— BEGIN —

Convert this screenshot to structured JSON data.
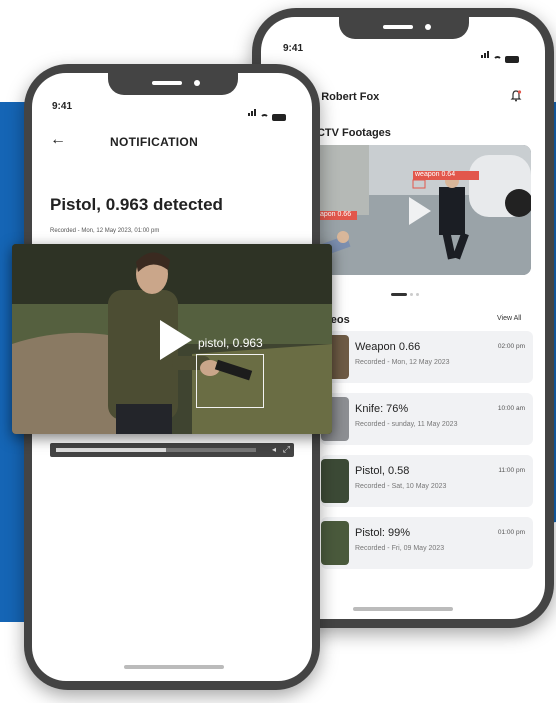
{
  "colors": {
    "brand_blue": "#1565b5",
    "detection_red": "#e2574c"
  },
  "back_phone": {
    "time": "9:41",
    "user_name": "li, Robert Fox",
    "bell_icon": "bell-icon",
    "cctv_title": "CCTV Footages",
    "cctv_labels": {
      "weapon": "weapon 0.64",
      "other": "weapon 0.66"
    },
    "videos_title": "ideos",
    "view_all": "View All",
    "videos": [
      {
        "title": "Weapon 0.66",
        "recorded": "Recorded - Mon, 12 May 2023",
        "time": "02:00 pm"
      },
      {
        "title": "Knife: 76%",
        "recorded": "Recorded - sunday, 11 May 2023",
        "time": "10:00 am"
      },
      {
        "title": "Pistol, 0.58",
        "recorded": "Recorded - Sat, 10 May 2023",
        "time": "11:00 pm"
      },
      {
        "title": "Pistol: 99%",
        "recorded": "Recorded - Fri, 09 May 2023",
        "time": "01:00 pm"
      }
    ]
  },
  "front_phone": {
    "time": "9:41",
    "back_arrow": "←",
    "header_title": "NOTIFICATION",
    "detection_title": "Pistol, 0.963 detected",
    "recorded": "Recorded - Mon, 12 May 2023, 01:00 pm",
    "video_label": "pistol, 0.963",
    "progress": 0.55
  }
}
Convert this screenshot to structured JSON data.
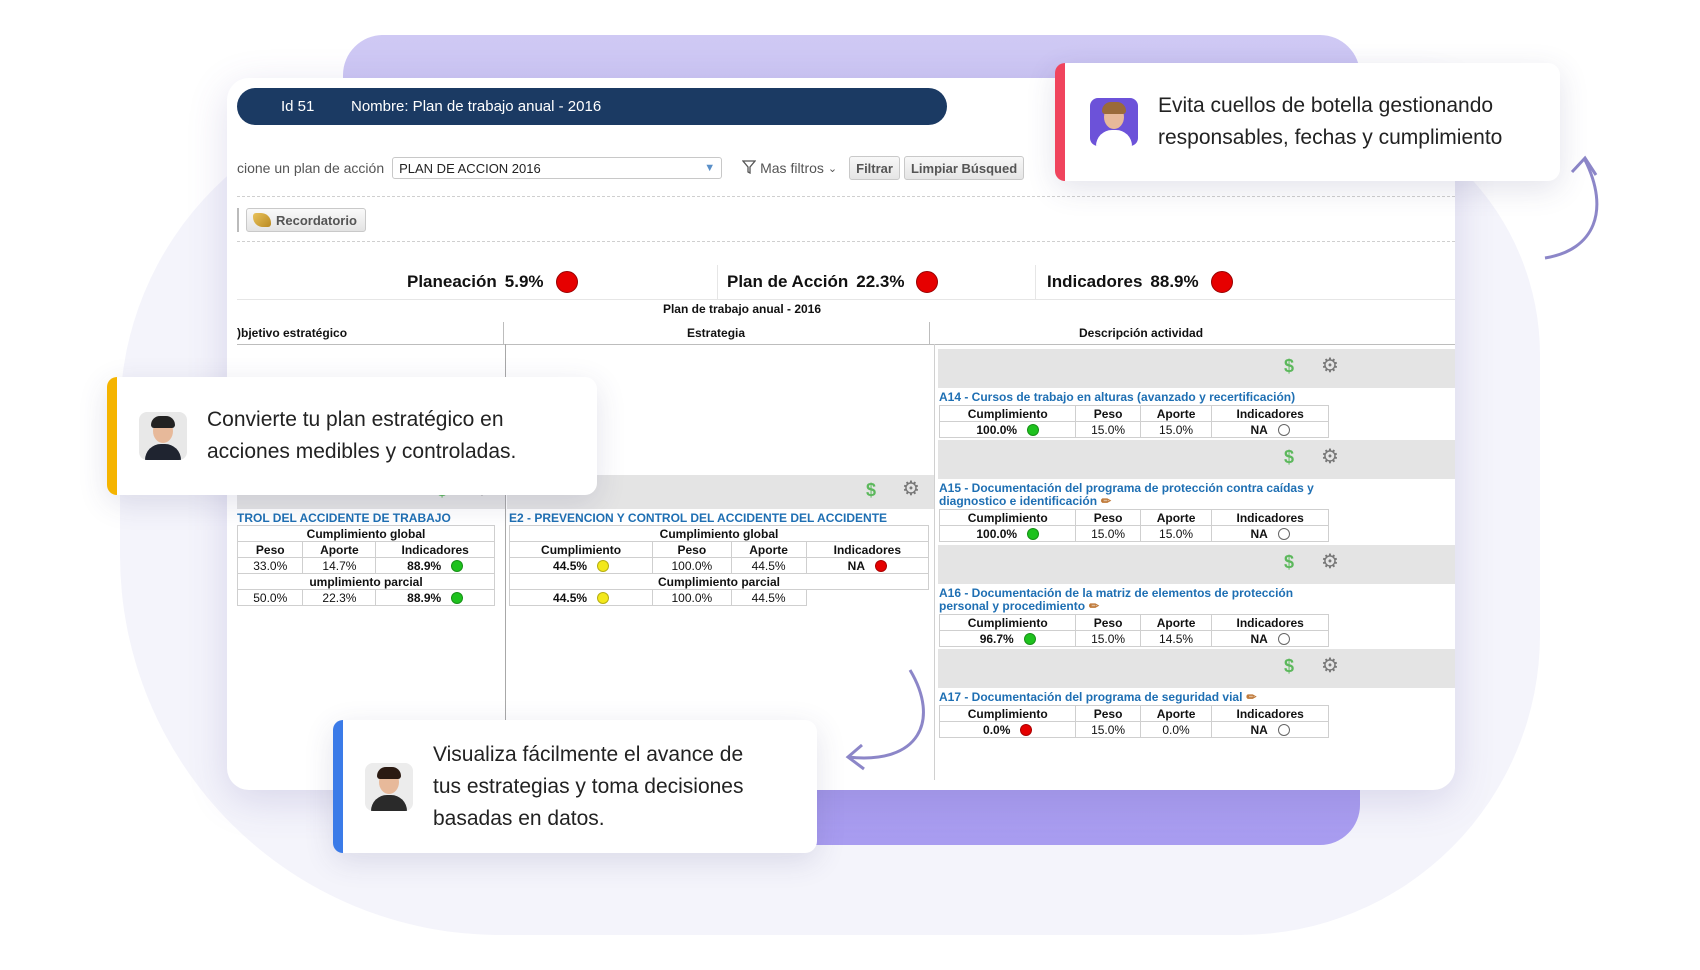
{
  "header": {
    "id_label": "Id 51",
    "name_label": "Nombre: Plan de trabajo anual - 2016"
  },
  "filters": {
    "plan_label": "cione un plan de acción",
    "plan_value": "PLAN DE ACCION 2016",
    "more_filters": "Mas filtros",
    "filter_button": "Filtrar",
    "clear_button": "Limpiar Búsqued"
  },
  "reminder_button": "Recordatorio",
  "kpis": [
    {
      "label": "Planeación",
      "value": "5.9%",
      "status_color": "#e60000"
    },
    {
      "label": "Plan de Acción",
      "value": "22.3%",
      "status_color": "#e60000"
    },
    {
      "label": "Indicadores",
      "value": "88.9%",
      "status_color": "#e60000"
    }
  ],
  "plan_title": "Plan de trabajo anual - 2016",
  "columns": {
    "objective": ")bjetivo estratégico",
    "strategy": "Estrategia",
    "activity": "Descripción actividad"
  },
  "objective": {
    "title": "TROL DEL ACCIDENTE DE TRABAJO",
    "global_label": "Cumplimiento global",
    "headers": [
      "Peso",
      "Aporte",
      "Indicadores"
    ],
    "global_row": [
      "33.0%",
      "14.7%",
      "88.9%"
    ],
    "partial_label": "umplimiento parcial",
    "partial_row": [
      "50.0%",
      "22.3%",
      "88.9%"
    ]
  },
  "strategy": {
    "title": "E2 - PREVENCION Y CONTROL DEL ACCIDENTE DEL ACCIDENTE",
    "global_label": "Cumplimiento global",
    "headers": [
      "Cumplimiento",
      "Peso",
      "Aporte",
      "Indicadores"
    ],
    "global_row": [
      "44.5%",
      "100.0%",
      "44.5%",
      "NA"
    ],
    "partial_label": "Cumplimiento parcial",
    "partial_row": [
      "44.5%",
      "100.0%",
      "44.5%"
    ]
  },
  "activity_headers": [
    "Cumplimiento",
    "Peso",
    "Aporte",
    "Indicadores"
  ],
  "activities": [
    {
      "title": "A14 - Cursos de trabajo en alturas (avanzado y recertificación)",
      "title2": "",
      "row": [
        "100.0%",
        "15.0%",
        "15.0%",
        "NA"
      ]
    },
    {
      "title": "A15 - Documentación del programa de protección contra caídas y",
      "title2": "diagnostico e identificación",
      "row": [
        "100.0%",
        "15.0%",
        "15.0%",
        "NA"
      ]
    },
    {
      "title": "A16 - Documentación de la matriz de elementos de protección",
      "title2": "personal y procedimiento",
      "row": [
        "96.7%",
        "15.0%",
        "14.5%",
        "NA"
      ]
    },
    {
      "title": "A17 - Documentación del programa de seguridad vial",
      "title2": "",
      "row": [
        "0.0%",
        "15.0%",
        "0.0%",
        "NA"
      ]
    }
  ],
  "icons": {
    "money": "$",
    "settings": "⚙",
    "pencil": "✏",
    "funnel": "⏷",
    "chevron": "⌄"
  },
  "callouts": {
    "top_right": {
      "line1": "Evita cuellos de botella gestionando",
      "line2": "responsables, fechas y cumplimiento",
      "accent": "#f0445d"
    },
    "left": {
      "line1": "Convierte tu plan estratégico en",
      "line2": "acciones medibles y controladas.",
      "accent": "#f5b400"
    },
    "bottom": {
      "line1": "Visualiza fácilmente el avance de",
      "line2": "tus estrategias y toma decisiones",
      "line3": "basadas en datos.",
      "accent": "#3b7be8"
    }
  }
}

— END —

■ **Work required**: Pictures stay out of the copy; please restate every record above exactly.

■ **The completed task**:
Convert this screenshot to structured JSON data.
{
  "colors": {
    "brand_blue": "#1565b5",
    "detection_red": "#e2574c"
  },
  "back_phone": {
    "time": "9:41",
    "user_name": "li, Robert Fox",
    "bell_icon": "bell-icon",
    "cctv_title": "CCTV Footages",
    "cctv_labels": {
      "weapon": "weapon 0.64",
      "other": "weapon 0.66"
    },
    "videos_title": "ideos",
    "view_all": "View All",
    "videos": [
      {
        "title": "Weapon 0.66",
        "recorded": "Recorded - Mon, 12 May 2023",
        "time": "02:00 pm"
      },
      {
        "title": "Knife: 76%",
        "recorded": "Recorded - sunday, 11 May 2023",
        "time": "10:00 am"
      },
      {
        "title": "Pistol, 0.58",
        "recorded": "Recorded - Sat, 10 May 2023",
        "time": "11:00 pm"
      },
      {
        "title": "Pistol: 99%",
        "recorded": "Recorded - Fri, 09 May 2023",
        "time": "01:00 pm"
      }
    ]
  },
  "front_phone": {
    "time": "9:41",
    "back_arrow": "←",
    "header_title": "NOTIFICATION",
    "detection_title": "Pistol, 0.963 detected",
    "recorded": "Recorded - Mon, 12 May 2023, 01:00 pm",
    "video_label": "pistol, 0.963",
    "progress": 0.55
  }
}
Convert this screenshot to structured JSON data.
{
  "header": {
    "id_label": "Id 51",
    "name_label": "Nombre: Plan de trabajo anual - 2016"
  },
  "filters": {
    "plan_label": "cione un plan de acción",
    "plan_value": "PLAN DE ACCION 2016",
    "more_filters": "Mas filtros",
    "filter_button": "Filtrar",
    "clear_button": "Limpiar Búsqued"
  },
  "reminder_button": "Recordatorio",
  "kpis": [
    {
      "label": "Planeación",
      "value": "5.9%",
      "status_color": "#e60000"
    },
    {
      "label": "Plan de Acción",
      "value": "22.3%",
      "status_color": "#e60000"
    },
    {
      "label": "Indicadores",
      "value": "88.9%",
      "status_color": "#e60000"
    }
  ],
  "plan_title": "Plan de trabajo anual - 2016",
  "columns": {
    "objective": ")bjetivo estratégico",
    "strategy": "Estrategia",
    "activity": "Descripción actividad"
  },
  "objective": {
    "title": "TROL DEL ACCIDENTE DE TRABAJO",
    "global_label": "Cumplimiento global",
    "headers": [
      "Peso",
      "Aporte",
      "Indicadores"
    ],
    "global_row": [
      "33.0%",
      "14.7%",
      "88.9%"
    ],
    "partial_label": "umplimiento parcial",
    "partial_row": [
      "50.0%",
      "22.3%",
      "88.9%"
    ]
  },
  "strategy": {
    "title": "E2 - PREVENCION Y CONTROL DEL ACCIDENTE DEL ACCIDENTE",
    "global_label": "Cumplimiento global",
    "headers": [
      "Cumplimiento",
      "Peso",
      "Aporte",
      "Indicadores"
    ],
    "global_row": [
      "44.5%",
      "100.0%",
      "44.5%",
      "NA"
    ],
    "partial_label": "Cumplimiento parcial",
    "partial_row": [
      "44.5%",
      "100.0%",
      "44.5%"
    ]
  },
  "activity_headers": [
    "Cumplimiento",
    "Peso",
    "Aporte",
    "Indicadores"
  ],
  "activities": [
    {
      "title": "A14 - Cursos de trabajo en alturas (avanzado y recertificación)",
      "title2": "",
      "row": [
        "100.0%",
        "15.0%",
        "15.0%",
        "NA"
      ]
    },
    {
      "title": "A15 - Documentación del programa de protección contra caídas y",
      "title2": "diagnostico e identificación",
      "row": [
        "100.0%",
        "15.0%",
        "15.0%",
        "NA"
      ]
    },
    {
      "title": "A16 - Documentación de la matriz de elementos de protección",
      "title2": "personal y procedimiento",
      "row": [
        "96.7%",
        "15.0%",
        "14.5%",
        "NA"
      ]
    },
    {
      "title": "A17 - Documentación del programa de seguridad vial",
      "title2": "",
      "row": [
        "0.0%",
        "15.0%",
        "0.0%",
        "NA"
      ]
    }
  ],
  "icons": {
    "money": "$",
    "settings": "⚙",
    "pencil": "✏",
    "funnel": "⏷",
    "chevron": "⌄"
  },
  "callouts": {
    "top_right": {
      "line1": "Evita cuellos de botella gestionando",
      "line2": "responsables, fechas y cumplimiento",
      "accent": "#f0445d"
    },
    "left": {
      "line1": "Convierte tu plan estratégico en",
      "line2": "acciones medibles y controladas.",
      "accent": "#f5b400"
    },
    "bottom": {
      "line1": "Visualiza fácilmente el avance de",
      "line2": "tus estrategias y toma decisiones",
      "line3": "basadas en datos.",
      "accent": "#3b7be8"
    }
  }
}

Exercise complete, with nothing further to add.